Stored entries
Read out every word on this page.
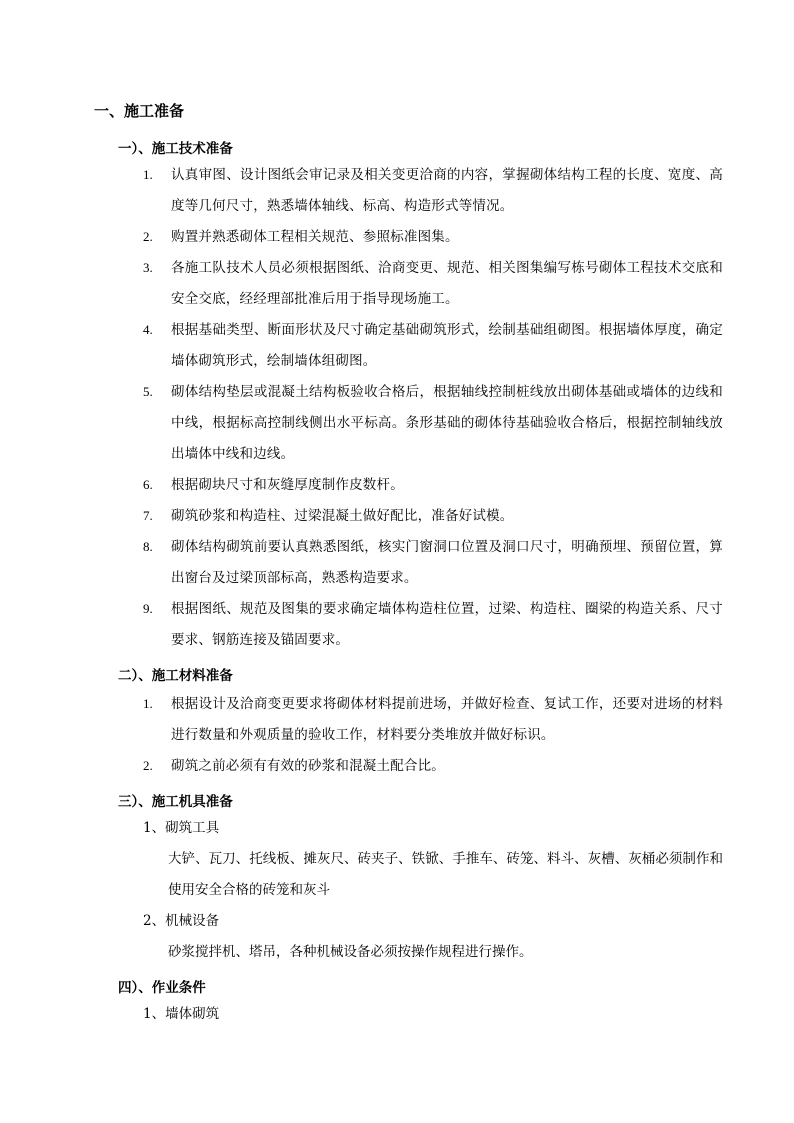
一、施工准备
一）、施工技术准备
1. 认真审图、设计图纸会审记录及相关变更洽商的内容，掌握砌体结构工程的长度、宽度、高度等几何尺寸，熟悉墙体轴线、标高、构造形式等情况。
2. 购置并熟悉砌体工程相关规范、参照标准图集。
3. 各施工队技术人员必须根据图纸、洽商变更、规范、相关图集编写栋号砌体工程技术交底和安全交底，经经理部批准后用于指导现场施工。
4. 根据基础类型、断面形状及尺寸确定基础砌筑形式，绘制基础组砌图。根据墙体厚度，确定墙体砌筑形式，绘制墙体组砌图。
5. 砌体结构垫层或混凝土结构板验收合格后，根据轴线控制桩线放出砌体基础或墙体的边线和中线，根据标高控制线侧出水平标高。条形基础的砌体待基础验收合格后，根据控制轴线放出墙体中线和边线。
6. 根据砌块尺寸和灰缝厚度制作皮数杆。
7. 砌筑砂浆和构造柱、过梁混凝土做好配比，准备好试模。
8. 砌体结构砌筑前要认真熟悉图纸，核实门窗洞口位置及洞口尺寸，明确预埋、预留位置，算出窗台及过梁顶部标高，熟悉构造要求。
9. 根据图纸、规范及图集的要求确定墙体构造柱位置，过梁、构造柱、圈梁的构造关系、尺寸要求、钢筋连接及锚固要求。
二）、施工材料准备
1. 根据设计及洽商变更要求将砌体材料提前进场，并做好检查、复试工作，还要对进场的材料进行数量和外观质量的验收工作，材料要分类堆放并做好标识。
2. 砌筑之前必须有有效的砂浆和混凝土配合比。
三）、施工机具准备
1、砌筑工具
大铲、瓦刀、托线板、摊灰尺、砖夹子、铁锨、手推车、砖笼、料斗、灰槽、灰桶必须制作和使用安全合格的砖笼和灰斗
2、机械设备
砂浆搅拌机、塔吊，各种机械设备必须按操作规程进行操作。
四）、作业条件
1、墙体砌筑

- What to do
In the copy, include all records verbatim but no images.

- Result of this task
Read out every word on this page.
一、施工准备
一）、施工技术准备
1. 认真审图、设计图纸会审记录及相关变更洽商的内容，掌握砌体结构工程的长度、宽度、高度等几何尺寸，熟悉墙体轴线、标高、构造形式等情况。
2. 购置并熟悉砌体工程相关规范、参照标准图集。
3. 各施工队技术人员必须根据图纸、洽商变更、规范、相关图集编写栋号砌体工程技术交底和安全交底，经经理部批准后用于指导现场施工。
4. 根据基础类型、断面形状及尺寸确定基础砌筑形式，绘制基础组砌图。根据墙体厚度，确定墙体砌筑形式，绘制墙体组砌图。
5. 砌体结构垫层或混凝土结构板验收合格后，根据轴线控制桩线放出砌体基础或墙体的边线和中线，根据标高控制线侧出水平标高。条形基础的砌体待基础验收合格后，根据控制轴线放出墙体中线和边线。
6. 根据砌块尺寸和灰缝厚度制作皮数杆。
7. 砌筑砂浆和构造柱、过梁混凝土做好配比，准备好试模。
8. 砌体结构砌筑前要认真熟悉图纸，核实门窗洞口位置及洞口尺寸，明确预埋、预留位置，算出窗台及过梁顶部标高，熟悉构造要求。
9. 根据图纸、规范及图集的要求确定墙体构造柱位置，过梁、构造柱、圈梁的构造关系、尺寸要求、钢筋连接及锚固要求。
二）、施工材料准备
1. 根据设计及洽商变更要求将砌体材料提前进场，并做好检查、复试工作，还要对进场的材料进行数量和外观质量的验收工作，材料要分类堆放并做好标识。
2. 砌筑之前必须有有效的砂浆和混凝土配合比。
三）、施工机具准备
1、砌筑工具
大铲、瓦刀、托线板、摊灰尺、砖夹子、铁锨、手推车、砖笼、料斗、灰槽、灰桶必须制作和使用安全合格的砖笼和灰斗
2、机械设备
砂浆搅拌机、塔吊，各种机械设备必须按操作规程进行操作。
四）、作业条件
1、墙体砌筑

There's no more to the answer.